(Data entries for graphics)
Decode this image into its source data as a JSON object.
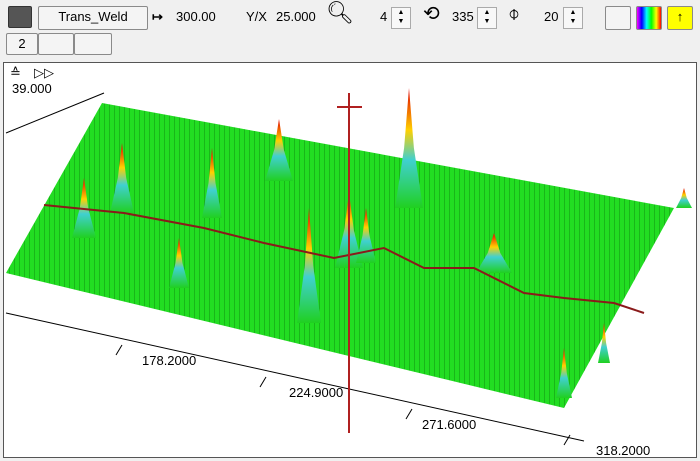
{
  "toolbar": {
    "profile_button": "Trans_Weld",
    "length": "300.00",
    "ratio_label": "Y/X",
    "ratio_value": "25.000",
    "zoom_value": "4",
    "rotation_value": "335",
    "tilt_value": "20",
    "page_tab": "2"
  },
  "plot": {
    "corner_label": "39.000",
    "axis_labels": [
      "178.2000",
      "224.9000",
      "271.6000",
      "318.2000"
    ]
  }
}
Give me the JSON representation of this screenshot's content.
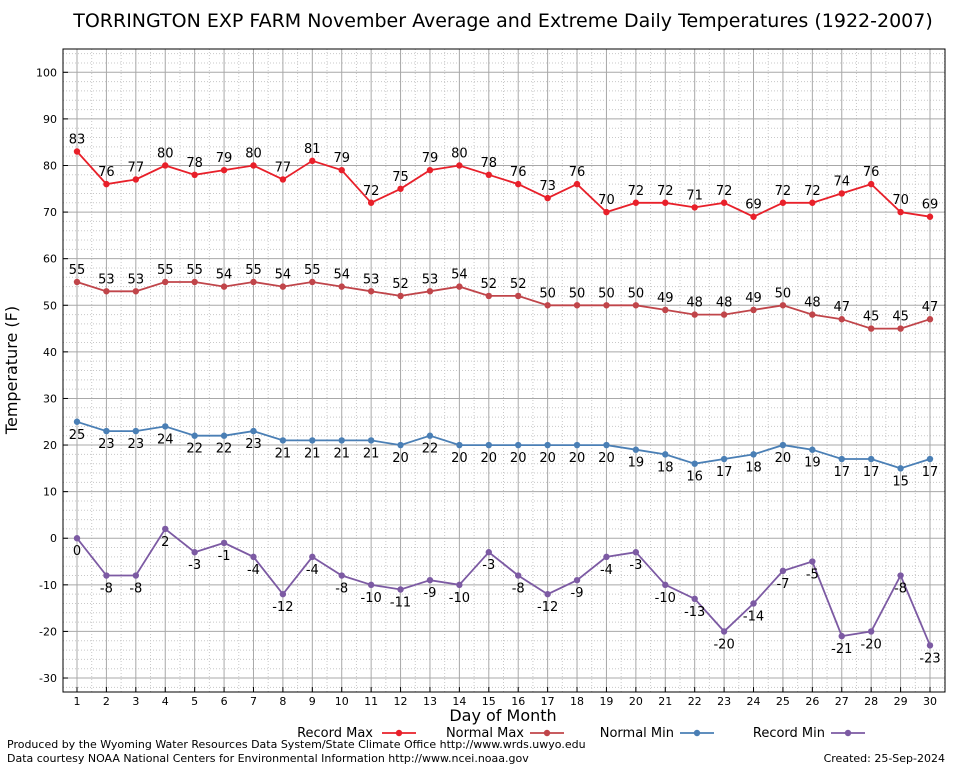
{
  "title": "TORRINGTON EXP FARM November Average and Extreme Daily Temperatures (1922-2007)",
  "footer": {
    "produced_by": "Produced by the Wyoming Water Resources Data System/State Climate Office http://www.wrds.uwyo.edu",
    "data_courtesy": "Data courtesy NOAA National Centers for Environmental Information http://www.ncei.noaa.gov",
    "created": "Created: 25-Sep-2024"
  },
  "chart_data": {
    "type": "line",
    "title": "TORRINGTON EXP FARM November Average and Extreme Daily Temperatures (1922-2007)",
    "xlabel": "Day of Month",
    "ylabel": "Temperature (F)",
    "x": [
      1,
      2,
      3,
      4,
      5,
      6,
      7,
      8,
      9,
      10,
      11,
      12,
      13,
      14,
      15,
      16,
      17,
      18,
      19,
      20,
      21,
      22,
      23,
      24,
      25,
      26,
      27,
      28,
      29,
      30
    ],
    "xlim": [
      1,
      30
    ],
    "ylim": [
      -33,
      105
    ],
    "yticks": [
      -30,
      -20,
      -10,
      0,
      10,
      20,
      30,
      40,
      50,
      60,
      70,
      80,
      90,
      100
    ],
    "grid": true,
    "legend_position": "bottom",
    "series": [
      {
        "name": "Record Max",
        "color": "#e8202a",
        "values": [
          83,
          76,
          77,
          80,
          78,
          79,
          80,
          77,
          81,
          79,
          72,
          75,
          79,
          80,
          78,
          76,
          73,
          76,
          70,
          72,
          72,
          71,
          72,
          69,
          72,
          72,
          74,
          76,
          70,
          69
        ]
      },
      {
        "name": "Normal Max",
        "color": "#c0454a",
        "values": [
          55,
          53,
          53,
          55,
          55,
          54,
          55,
          54,
          55,
          54,
          53,
          52,
          53,
          54,
          52,
          52,
          50,
          50,
          50,
          50,
          49,
          48,
          48,
          49,
          50,
          48,
          47,
          45,
          45,
          47
        ]
      },
      {
        "name": "Normal Min",
        "color": "#4a7fb5",
        "values": [
          25,
          23,
          23,
          24,
          22,
          22,
          23,
          21,
          21,
          21,
          21,
          20,
          22,
          20,
          20,
          20,
          20,
          20,
          20,
          19,
          18,
          16,
          17,
          18,
          20,
          19,
          17,
          17,
          15,
          17
        ]
      },
      {
        "name": "Record Min",
        "color": "#7c5aa3",
        "values": [
          0,
          -8,
          -8,
          2,
          -3,
          -1,
          -4,
          -12,
          -4,
          -8,
          -10,
          -11,
          -9,
          -10,
          -3,
          -8,
          -12,
          -9,
          -4,
          -3,
          -10,
          -13,
          -20,
          -14,
          -7,
          -5,
          -21,
          -20,
          -8,
          -23
        ]
      }
    ]
  }
}
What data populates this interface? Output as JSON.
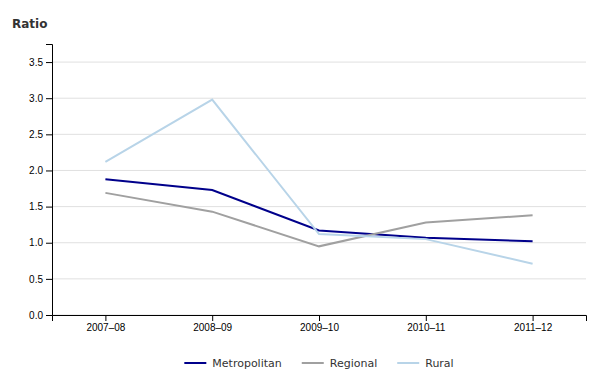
{
  "chart_data": {
    "type": "line",
    "y_label": "Ratio",
    "categories": [
      "2007–08",
      "2008–09",
      "2009–10",
      "2010–11",
      "2011–12"
    ],
    "series": [
      {
        "name": "Metropolitan",
        "color": "#00008B",
        "values": [
          1.88,
          1.73,
          1.17,
          1.07,
          1.02
        ]
      },
      {
        "name": "Regional",
        "color": "#A0A0A0",
        "values": [
          1.69,
          1.43,
          0.95,
          1.28,
          1.38
        ]
      },
      {
        "name": "Rural",
        "color": "#B8D4E8",
        "values": [
          2.12,
          2.98,
          1.12,
          1.05,
          0.71
        ]
      }
    ],
    "ylim": [
      0.0,
      3.75
    ],
    "yticks": [
      {
        "value": 0.0,
        "label": "0.0"
      },
      0.5,
      {
        "value": 1.0,
        "label": "1.0"
      },
      1.5,
      {
        "value": 2.0,
        "label": "2.0"
      },
      2.5,
      {
        "value": 3.0,
        "label": "3.0"
      },
      3.5
    ],
    "grid": true,
    "legend": "bottom"
  }
}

■ **YOUR TASK**
Please repeat the entries exactly. Do not include the pictures.

■ **THE OUTPUT**
Decode this image into its source data as a JSON object.
{
  "toolbar": {
    "profile_button": "Trans_Weld",
    "length": "300.00",
    "ratio_label": "Y/X",
    "ratio_value": "25.000",
    "zoom_value": "4",
    "rotation_value": "335",
    "tilt_value": "20",
    "page_tab": "2"
  },
  "plot": {
    "corner_label": "39.000",
    "axis_labels": [
      "178.2000",
      "224.9000",
      "271.6000",
      "318.2000"
    ]
  }
}
Give me the JSON representation of this screenshot's content.
{
  "title": "TORRINGTON EXP FARM November Average and Extreme Daily Temperatures (1922-2007)",
  "footer": {
    "produced_by": "Produced by the Wyoming Water Resources Data System/State Climate Office http://www.wrds.uwyo.edu",
    "data_courtesy": "Data courtesy NOAA National Centers for Environmental Information http://www.ncei.noaa.gov",
    "created": "Created: 25-Sep-2024"
  },
  "chart_data": {
    "type": "line",
    "title": "TORRINGTON EXP FARM November Average and Extreme Daily Temperatures (1922-2007)",
    "xlabel": "Day of Month",
    "ylabel": "Temperature (F)",
    "x": [
      1,
      2,
      3,
      4,
      5,
      6,
      7,
      8,
      9,
      10,
      11,
      12,
      13,
      14,
      15,
      16,
      17,
      18,
      19,
      20,
      21,
      22,
      23,
      24,
      25,
      26,
      27,
      28,
      29,
      30
    ],
    "xlim": [
      1,
      30
    ],
    "ylim": [
      -33,
      105
    ],
    "yticks": [
      -30,
      -20,
      -10,
      0,
      10,
      20,
      30,
      40,
      50,
      60,
      70,
      80,
      90,
      100
    ],
    "grid": true,
    "legend_position": "bottom",
    "series": [
      {
        "name": "Record Max",
        "color": "#e8202a",
        "values": [
          83,
          76,
          77,
          80,
          78,
          79,
          80,
          77,
          81,
          79,
          72,
          75,
          79,
          80,
          78,
          76,
          73,
          76,
          70,
          72,
          72,
          71,
          72,
          69,
          72,
          72,
          74,
          76,
          70,
          69
        ]
      },
      {
        "name": "Normal Max",
        "color": "#c0454a",
        "values": [
          55,
          53,
          53,
          55,
          55,
          54,
          55,
          54,
          55,
          54,
          53,
          52,
          53,
          54,
          52,
          52,
          50,
          50,
          50,
          50,
          49,
          48,
          48,
          49,
          50,
          48,
          47,
          45,
          45,
          47
        ]
      },
      {
        "name": "Normal Min",
        "color": "#4a7fb5",
        "values": [
          25,
          23,
          23,
          24,
          22,
          22,
          23,
          21,
          21,
          21,
          21,
          20,
          22,
          20,
          20,
          20,
          20,
          20,
          20,
          19,
          18,
          16,
          17,
          18,
          20,
          19,
          17,
          17,
          15,
          17
        ]
      },
      {
        "name": "Record Min",
        "color": "#7c5aa3",
        "values": [
          0,
          -8,
          -8,
          2,
          -3,
          -1,
          -4,
          -12,
          -4,
          -8,
          -10,
          -11,
          -9,
          -10,
          -3,
          -8,
          -12,
          -9,
          -4,
          -3,
          -10,
          -13,
          -20,
          -14,
          -7,
          -5,
          -21,
          -20,
          -8,
          -23
        ]
      }
    ]
  }
}
What data populates this interface? Output as JSON.
{
  "chart_data": {
    "type": "line",
    "y_label": "Ratio",
    "categories": [
      "2007–08",
      "2008–09",
      "2009–10",
      "2010–11",
      "2011–12"
    ],
    "series": [
      {
        "name": "Metropolitan",
        "color": "#00008B",
        "values": [
          1.88,
          1.73,
          1.17,
          1.07,
          1.02
        ]
      },
      {
        "name": "Regional",
        "color": "#A0A0A0",
        "values": [
          1.69,
          1.43,
          0.95,
          1.28,
          1.38
        ]
      },
      {
        "name": "Rural",
        "color": "#B8D4E8",
        "values": [
          2.12,
          2.98,
          1.12,
          1.05,
          0.71
        ]
      }
    ],
    "ylim": [
      0.0,
      3.75
    ],
    "yticks": [
      {
        "value": 0.0,
        "label": "0.0"
      },
      0.5,
      {
        "value": 1.0,
        "label": "1.0"
      },
      1.5,
      {
        "value": 2.0,
        "label": "2.0"
      },
      2.5,
      {
        "value": 3.0,
        "label": "3.0"
      },
      3.5
    ],
    "grid": true,
    "legend": "bottom"
  }
}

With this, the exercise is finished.